Exercise requirements —
For every line in the records that has the word "value", make a copy.

Given entries —
-------------------------
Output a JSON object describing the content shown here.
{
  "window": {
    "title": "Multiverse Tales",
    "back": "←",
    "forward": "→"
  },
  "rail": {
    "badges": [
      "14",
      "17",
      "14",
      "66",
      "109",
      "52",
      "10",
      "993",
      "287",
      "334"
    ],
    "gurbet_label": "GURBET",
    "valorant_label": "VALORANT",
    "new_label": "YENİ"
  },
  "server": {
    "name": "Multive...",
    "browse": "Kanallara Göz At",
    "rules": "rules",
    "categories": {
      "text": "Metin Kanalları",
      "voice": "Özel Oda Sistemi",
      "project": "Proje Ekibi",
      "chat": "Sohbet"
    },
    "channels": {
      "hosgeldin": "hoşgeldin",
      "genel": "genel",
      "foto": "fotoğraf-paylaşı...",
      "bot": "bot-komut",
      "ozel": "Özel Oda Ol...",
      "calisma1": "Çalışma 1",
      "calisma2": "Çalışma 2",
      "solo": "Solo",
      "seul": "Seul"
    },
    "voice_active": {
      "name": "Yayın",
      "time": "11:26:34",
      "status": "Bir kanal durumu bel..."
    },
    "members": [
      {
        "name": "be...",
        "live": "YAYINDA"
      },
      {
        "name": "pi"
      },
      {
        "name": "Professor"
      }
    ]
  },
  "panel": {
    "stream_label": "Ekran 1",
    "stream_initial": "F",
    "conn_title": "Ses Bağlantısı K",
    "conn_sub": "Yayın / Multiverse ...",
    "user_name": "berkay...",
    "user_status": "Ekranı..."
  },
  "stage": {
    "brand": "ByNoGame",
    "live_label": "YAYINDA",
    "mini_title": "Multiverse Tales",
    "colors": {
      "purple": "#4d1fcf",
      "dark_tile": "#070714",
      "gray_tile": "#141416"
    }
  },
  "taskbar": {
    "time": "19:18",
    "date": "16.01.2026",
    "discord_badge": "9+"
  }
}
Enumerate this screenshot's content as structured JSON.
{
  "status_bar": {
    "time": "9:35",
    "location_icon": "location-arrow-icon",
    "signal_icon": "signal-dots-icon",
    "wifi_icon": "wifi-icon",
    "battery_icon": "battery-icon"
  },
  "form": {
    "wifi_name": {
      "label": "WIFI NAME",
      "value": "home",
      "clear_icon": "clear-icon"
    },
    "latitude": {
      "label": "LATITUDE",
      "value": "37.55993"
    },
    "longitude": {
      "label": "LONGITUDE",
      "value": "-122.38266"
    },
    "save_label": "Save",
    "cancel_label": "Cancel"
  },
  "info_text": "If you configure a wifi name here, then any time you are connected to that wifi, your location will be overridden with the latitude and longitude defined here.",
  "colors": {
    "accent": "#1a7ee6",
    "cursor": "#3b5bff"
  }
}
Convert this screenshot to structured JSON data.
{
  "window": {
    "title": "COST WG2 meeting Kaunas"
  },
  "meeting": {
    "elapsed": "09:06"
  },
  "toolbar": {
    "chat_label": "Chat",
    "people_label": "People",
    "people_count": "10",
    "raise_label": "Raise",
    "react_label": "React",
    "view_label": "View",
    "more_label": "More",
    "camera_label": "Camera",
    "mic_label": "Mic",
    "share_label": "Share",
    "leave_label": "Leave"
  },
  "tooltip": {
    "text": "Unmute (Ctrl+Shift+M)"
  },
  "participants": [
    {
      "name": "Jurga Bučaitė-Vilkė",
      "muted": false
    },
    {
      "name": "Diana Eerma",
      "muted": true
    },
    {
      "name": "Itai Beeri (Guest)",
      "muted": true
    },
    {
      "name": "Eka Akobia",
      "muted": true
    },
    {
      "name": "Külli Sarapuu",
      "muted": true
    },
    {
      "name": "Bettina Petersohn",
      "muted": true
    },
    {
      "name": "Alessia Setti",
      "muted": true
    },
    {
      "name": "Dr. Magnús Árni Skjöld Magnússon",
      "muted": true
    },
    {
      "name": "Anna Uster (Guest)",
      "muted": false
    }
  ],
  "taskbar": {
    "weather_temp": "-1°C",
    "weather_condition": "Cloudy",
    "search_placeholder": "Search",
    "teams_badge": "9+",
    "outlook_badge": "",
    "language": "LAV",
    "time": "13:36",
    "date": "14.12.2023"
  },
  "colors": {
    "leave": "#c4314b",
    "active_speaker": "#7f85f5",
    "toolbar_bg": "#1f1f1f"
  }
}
-------------------------
Full solution —
      "value": "home",
      "value": "37.55993"
      "value": "-122.38266"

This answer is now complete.